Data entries

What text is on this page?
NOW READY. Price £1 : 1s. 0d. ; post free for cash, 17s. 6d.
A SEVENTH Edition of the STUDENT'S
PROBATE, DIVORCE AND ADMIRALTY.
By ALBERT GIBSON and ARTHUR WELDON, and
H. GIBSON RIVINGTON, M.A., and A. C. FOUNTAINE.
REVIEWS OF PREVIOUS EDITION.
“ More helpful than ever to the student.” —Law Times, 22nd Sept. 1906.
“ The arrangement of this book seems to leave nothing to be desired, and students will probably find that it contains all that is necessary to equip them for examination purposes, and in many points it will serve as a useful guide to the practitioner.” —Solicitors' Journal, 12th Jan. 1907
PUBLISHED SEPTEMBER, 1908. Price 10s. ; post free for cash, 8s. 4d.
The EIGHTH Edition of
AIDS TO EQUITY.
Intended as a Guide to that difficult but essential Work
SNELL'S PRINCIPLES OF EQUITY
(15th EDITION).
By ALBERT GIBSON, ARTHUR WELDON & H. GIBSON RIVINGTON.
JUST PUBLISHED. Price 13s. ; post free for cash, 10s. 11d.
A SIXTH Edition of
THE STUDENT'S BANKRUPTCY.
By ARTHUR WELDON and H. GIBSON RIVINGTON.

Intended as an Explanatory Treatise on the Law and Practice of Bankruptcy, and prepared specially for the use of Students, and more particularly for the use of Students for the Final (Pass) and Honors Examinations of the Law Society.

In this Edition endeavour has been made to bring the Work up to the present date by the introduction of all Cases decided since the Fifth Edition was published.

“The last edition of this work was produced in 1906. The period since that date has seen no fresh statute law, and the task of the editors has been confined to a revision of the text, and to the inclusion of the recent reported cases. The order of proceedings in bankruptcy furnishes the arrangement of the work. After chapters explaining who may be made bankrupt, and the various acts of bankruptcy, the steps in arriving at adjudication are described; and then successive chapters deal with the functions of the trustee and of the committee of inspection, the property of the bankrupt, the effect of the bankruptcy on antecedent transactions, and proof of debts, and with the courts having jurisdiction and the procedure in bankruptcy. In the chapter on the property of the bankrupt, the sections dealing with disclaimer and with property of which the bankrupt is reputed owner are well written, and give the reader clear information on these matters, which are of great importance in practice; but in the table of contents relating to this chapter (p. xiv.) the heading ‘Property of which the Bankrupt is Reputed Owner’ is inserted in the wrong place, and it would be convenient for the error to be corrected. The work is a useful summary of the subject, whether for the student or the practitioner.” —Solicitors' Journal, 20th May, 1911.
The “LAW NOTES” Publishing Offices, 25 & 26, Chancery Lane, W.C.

▶ _Objective_: Produce an exact copy of all the records.

▶ _The reply_:
What text is on this page?
NOW READY. Price £1 : 1s. 0d. ; post free for cash, 17s. 6d.
A SEVENTH Edition of the STUDENT'S
PROBATE, DIVORCE AND ADMIRALTY.
By ALBERT GIBSON and ARTHUR WELDON, and
H. GIBSON RIVINGTON, M.A., and A. C. FOUNTAINE.
REVIEWS OF PREVIOUS EDITION.
“ More helpful than ever to the student.” —Law Times, 22nd Sept. 1906.
“ The arrangement of this book seems to leave nothing to be desired, and students will probably find that it contains all that is necessary to equip them for examination purposes, and in many points it will serve as a useful guide to the practitioner.” —Solicitors' Journal, 12th Jan. 1907
PUBLISHED SEPTEMBER, 1908. Price 10s. ; post free for cash, 8s. 4d.
The EIGHTH Edition of
AIDS TO EQUITY.
Intended as a Guide to that difficult but essential Work
SNELL'S PRINCIPLES OF EQUITY
(15th EDITION).
By ALBERT GIBSON, ARTHUR WELDON & H. GIBSON RIVINGTON.
JUST PUBLISHED. Price 13s. ; post free for cash, 10s. 11d.
A SIXTH Edition of
THE STUDENT'S BANKRUPTCY.
By ARTHUR WELDON and H. GIBSON RIVINGTON.

Intended as an Explanatory Treatise on the Law and Practice of Bankruptcy, and prepared specially for the use of Students, and more particularly for the use of Students for the Final (Pass) and Honors Examinations of the Law Society.

In this Edition endeavour has been made to bring the Work up to the present date by the introduction of all Cases decided since the Fifth Edition was published.

“The last edition of this work was produced in 1906. The period since that date has seen no fresh statute law, and the task of the editors has been confined to a revision of the text, and to the inclusion of the recent reported cases. The order of proceedings in bankruptcy furnishes the arrangement of the work. After chapters explaining who may be made bankrupt, and the various acts of bankruptcy, the steps in arriving at adjudication are described; and then successive chapters deal with the functions of the trustee and of the committee of inspection, the property of the bankrupt, the effect of the bankruptcy on antecedent transactions, and proof of debts, and with the courts having jurisdiction and the procedure in bankruptcy. In the chapter on the property of the bankrupt, the sections dealing with disclaimer and with property of which the bankrupt is reputed owner are well written, and give the reader clear information on these matters, which are of great importance in practice; but in the table of contents relating to this chapter (p. xiv.) the heading ‘Property of which the Bankrupt is Reputed Owner’ is inserted in the wrong place, and it would be convenient for the error to be corrected. The work is a useful summary of the subject, whether for the student or the practitioner.” —Solicitors' Journal, 20th May, 1911.
The “LAW NOTES” Publishing Offices, 25 & 26, Chancery Lane, W.C.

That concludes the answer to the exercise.